GOAL OF THE EXERCISE:
In the entries below, count every line containing "filled". Reply with the number alone.

########

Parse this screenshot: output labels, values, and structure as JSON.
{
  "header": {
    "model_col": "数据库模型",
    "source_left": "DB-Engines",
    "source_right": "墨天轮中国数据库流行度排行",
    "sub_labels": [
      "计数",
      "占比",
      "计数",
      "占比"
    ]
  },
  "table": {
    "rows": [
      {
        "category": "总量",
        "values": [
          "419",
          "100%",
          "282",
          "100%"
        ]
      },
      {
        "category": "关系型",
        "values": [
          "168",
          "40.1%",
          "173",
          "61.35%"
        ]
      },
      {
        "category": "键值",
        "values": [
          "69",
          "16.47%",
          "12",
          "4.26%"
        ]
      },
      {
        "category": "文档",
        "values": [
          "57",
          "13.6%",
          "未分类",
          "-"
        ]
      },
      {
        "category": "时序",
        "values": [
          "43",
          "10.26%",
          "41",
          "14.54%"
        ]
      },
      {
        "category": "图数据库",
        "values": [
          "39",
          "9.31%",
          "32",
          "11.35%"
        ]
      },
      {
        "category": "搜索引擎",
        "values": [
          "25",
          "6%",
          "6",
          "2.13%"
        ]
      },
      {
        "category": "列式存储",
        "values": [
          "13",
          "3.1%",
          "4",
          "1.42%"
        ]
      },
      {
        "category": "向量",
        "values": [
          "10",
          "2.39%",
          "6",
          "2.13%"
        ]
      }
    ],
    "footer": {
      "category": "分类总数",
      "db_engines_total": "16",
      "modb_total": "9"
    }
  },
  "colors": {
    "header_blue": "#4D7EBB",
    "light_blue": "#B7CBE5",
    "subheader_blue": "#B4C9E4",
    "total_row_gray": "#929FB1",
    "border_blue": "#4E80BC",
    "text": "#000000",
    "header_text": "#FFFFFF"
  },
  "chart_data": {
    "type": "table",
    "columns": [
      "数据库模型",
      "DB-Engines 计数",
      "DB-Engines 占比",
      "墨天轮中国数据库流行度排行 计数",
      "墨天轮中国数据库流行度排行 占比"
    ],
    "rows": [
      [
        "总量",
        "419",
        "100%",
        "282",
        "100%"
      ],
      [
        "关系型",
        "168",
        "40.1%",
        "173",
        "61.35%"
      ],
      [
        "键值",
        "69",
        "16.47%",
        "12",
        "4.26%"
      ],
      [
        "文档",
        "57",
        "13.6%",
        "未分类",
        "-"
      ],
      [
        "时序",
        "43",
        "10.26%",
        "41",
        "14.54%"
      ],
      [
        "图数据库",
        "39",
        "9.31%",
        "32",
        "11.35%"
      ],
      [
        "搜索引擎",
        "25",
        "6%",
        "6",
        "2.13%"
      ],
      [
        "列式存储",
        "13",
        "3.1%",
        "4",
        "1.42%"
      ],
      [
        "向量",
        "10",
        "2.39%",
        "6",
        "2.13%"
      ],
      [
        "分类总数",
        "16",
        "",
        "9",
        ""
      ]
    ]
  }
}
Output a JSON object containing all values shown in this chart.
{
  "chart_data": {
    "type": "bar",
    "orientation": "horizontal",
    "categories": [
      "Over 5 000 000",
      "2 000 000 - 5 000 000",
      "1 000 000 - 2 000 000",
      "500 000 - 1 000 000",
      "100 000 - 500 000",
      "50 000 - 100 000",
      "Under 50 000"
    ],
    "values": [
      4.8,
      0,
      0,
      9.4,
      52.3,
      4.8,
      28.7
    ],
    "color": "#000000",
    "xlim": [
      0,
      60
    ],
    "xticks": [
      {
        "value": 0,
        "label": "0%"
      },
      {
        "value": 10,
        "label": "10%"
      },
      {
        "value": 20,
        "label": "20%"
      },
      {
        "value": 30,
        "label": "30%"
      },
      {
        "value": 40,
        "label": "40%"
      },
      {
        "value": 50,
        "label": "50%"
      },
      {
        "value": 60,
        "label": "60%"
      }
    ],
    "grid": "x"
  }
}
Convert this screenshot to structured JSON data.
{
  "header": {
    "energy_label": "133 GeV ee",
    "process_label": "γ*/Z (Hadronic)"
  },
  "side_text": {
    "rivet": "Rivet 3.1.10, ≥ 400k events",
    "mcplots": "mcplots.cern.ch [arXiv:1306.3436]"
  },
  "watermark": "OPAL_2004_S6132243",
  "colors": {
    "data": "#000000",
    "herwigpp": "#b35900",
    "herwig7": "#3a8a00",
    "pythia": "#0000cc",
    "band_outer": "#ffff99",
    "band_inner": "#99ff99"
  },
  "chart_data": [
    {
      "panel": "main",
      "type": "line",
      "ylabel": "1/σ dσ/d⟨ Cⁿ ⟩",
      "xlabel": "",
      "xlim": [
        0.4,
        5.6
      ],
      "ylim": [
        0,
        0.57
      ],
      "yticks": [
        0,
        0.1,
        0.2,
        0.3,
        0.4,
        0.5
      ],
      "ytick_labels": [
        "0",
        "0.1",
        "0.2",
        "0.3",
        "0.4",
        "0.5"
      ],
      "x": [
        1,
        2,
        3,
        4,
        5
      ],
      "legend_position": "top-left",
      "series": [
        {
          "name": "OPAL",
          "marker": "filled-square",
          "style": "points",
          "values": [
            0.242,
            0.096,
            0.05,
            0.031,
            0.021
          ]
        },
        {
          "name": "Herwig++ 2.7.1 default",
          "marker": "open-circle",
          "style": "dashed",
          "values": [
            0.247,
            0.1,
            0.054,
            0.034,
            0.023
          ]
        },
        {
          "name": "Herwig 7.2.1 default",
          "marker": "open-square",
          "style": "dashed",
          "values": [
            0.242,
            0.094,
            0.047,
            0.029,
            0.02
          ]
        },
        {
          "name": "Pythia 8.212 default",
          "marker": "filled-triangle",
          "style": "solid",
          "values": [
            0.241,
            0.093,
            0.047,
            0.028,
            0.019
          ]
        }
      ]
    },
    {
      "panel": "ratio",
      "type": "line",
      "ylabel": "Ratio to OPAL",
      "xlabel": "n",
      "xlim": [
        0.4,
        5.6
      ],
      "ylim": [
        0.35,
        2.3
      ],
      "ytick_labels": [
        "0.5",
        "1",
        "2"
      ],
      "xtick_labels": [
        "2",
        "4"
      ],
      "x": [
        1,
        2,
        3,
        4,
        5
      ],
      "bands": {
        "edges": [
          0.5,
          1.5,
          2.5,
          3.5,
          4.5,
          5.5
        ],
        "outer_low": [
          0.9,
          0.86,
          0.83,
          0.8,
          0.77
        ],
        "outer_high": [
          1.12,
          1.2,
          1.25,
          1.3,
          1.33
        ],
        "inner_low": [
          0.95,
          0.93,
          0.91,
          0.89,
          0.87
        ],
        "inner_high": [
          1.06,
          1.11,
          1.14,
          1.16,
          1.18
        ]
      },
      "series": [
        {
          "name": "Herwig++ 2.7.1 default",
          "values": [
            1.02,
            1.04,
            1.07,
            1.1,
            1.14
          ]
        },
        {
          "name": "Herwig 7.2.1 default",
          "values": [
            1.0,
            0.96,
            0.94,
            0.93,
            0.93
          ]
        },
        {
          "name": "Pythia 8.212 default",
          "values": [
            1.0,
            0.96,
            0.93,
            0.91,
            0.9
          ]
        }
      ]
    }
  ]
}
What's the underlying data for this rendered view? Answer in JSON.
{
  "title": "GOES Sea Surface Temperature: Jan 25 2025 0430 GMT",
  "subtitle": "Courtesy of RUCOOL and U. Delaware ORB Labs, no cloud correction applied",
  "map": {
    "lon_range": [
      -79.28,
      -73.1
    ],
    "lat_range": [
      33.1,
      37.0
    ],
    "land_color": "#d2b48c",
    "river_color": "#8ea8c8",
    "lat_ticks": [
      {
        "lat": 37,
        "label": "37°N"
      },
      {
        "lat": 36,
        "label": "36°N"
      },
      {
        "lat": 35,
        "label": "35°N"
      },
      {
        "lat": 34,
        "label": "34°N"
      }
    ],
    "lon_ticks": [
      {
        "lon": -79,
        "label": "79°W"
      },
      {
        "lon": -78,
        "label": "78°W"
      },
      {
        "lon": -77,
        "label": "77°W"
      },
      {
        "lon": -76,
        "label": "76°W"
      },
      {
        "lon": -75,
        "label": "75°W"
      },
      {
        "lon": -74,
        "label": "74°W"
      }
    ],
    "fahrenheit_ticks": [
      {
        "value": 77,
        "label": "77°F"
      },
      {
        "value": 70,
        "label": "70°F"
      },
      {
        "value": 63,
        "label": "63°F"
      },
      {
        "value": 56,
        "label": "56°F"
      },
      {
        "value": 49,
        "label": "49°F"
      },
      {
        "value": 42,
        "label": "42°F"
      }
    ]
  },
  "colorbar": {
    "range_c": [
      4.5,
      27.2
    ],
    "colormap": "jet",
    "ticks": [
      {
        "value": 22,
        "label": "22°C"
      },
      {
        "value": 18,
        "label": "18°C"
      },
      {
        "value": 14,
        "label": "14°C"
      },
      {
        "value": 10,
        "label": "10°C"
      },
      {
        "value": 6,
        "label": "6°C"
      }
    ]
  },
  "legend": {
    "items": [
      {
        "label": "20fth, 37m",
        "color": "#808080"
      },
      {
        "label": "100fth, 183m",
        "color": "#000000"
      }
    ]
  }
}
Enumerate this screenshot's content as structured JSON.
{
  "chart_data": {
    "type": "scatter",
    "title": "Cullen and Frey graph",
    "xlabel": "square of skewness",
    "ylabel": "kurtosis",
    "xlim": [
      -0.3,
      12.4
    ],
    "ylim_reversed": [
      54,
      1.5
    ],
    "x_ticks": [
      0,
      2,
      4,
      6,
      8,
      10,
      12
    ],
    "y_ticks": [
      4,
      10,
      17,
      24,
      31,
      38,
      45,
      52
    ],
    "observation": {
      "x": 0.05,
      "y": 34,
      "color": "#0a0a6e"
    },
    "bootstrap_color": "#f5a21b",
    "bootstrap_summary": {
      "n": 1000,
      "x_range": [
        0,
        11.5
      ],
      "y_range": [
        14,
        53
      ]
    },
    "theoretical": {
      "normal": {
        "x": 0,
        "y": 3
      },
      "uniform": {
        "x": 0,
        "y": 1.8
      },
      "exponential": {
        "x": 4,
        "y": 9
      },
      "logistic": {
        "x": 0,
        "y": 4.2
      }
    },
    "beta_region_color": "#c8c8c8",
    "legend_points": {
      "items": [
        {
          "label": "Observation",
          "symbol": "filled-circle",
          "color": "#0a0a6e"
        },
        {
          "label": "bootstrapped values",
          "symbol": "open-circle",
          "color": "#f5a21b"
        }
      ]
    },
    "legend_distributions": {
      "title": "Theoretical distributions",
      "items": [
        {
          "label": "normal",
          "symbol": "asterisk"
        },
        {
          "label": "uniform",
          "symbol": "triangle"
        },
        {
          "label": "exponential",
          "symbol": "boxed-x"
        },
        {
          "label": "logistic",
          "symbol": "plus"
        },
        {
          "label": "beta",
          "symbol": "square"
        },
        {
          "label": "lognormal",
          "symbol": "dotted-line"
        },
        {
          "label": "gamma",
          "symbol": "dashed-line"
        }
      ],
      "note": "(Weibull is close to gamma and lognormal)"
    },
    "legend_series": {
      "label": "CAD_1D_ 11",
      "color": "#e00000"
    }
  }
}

########

RESPONSE BELOW:
3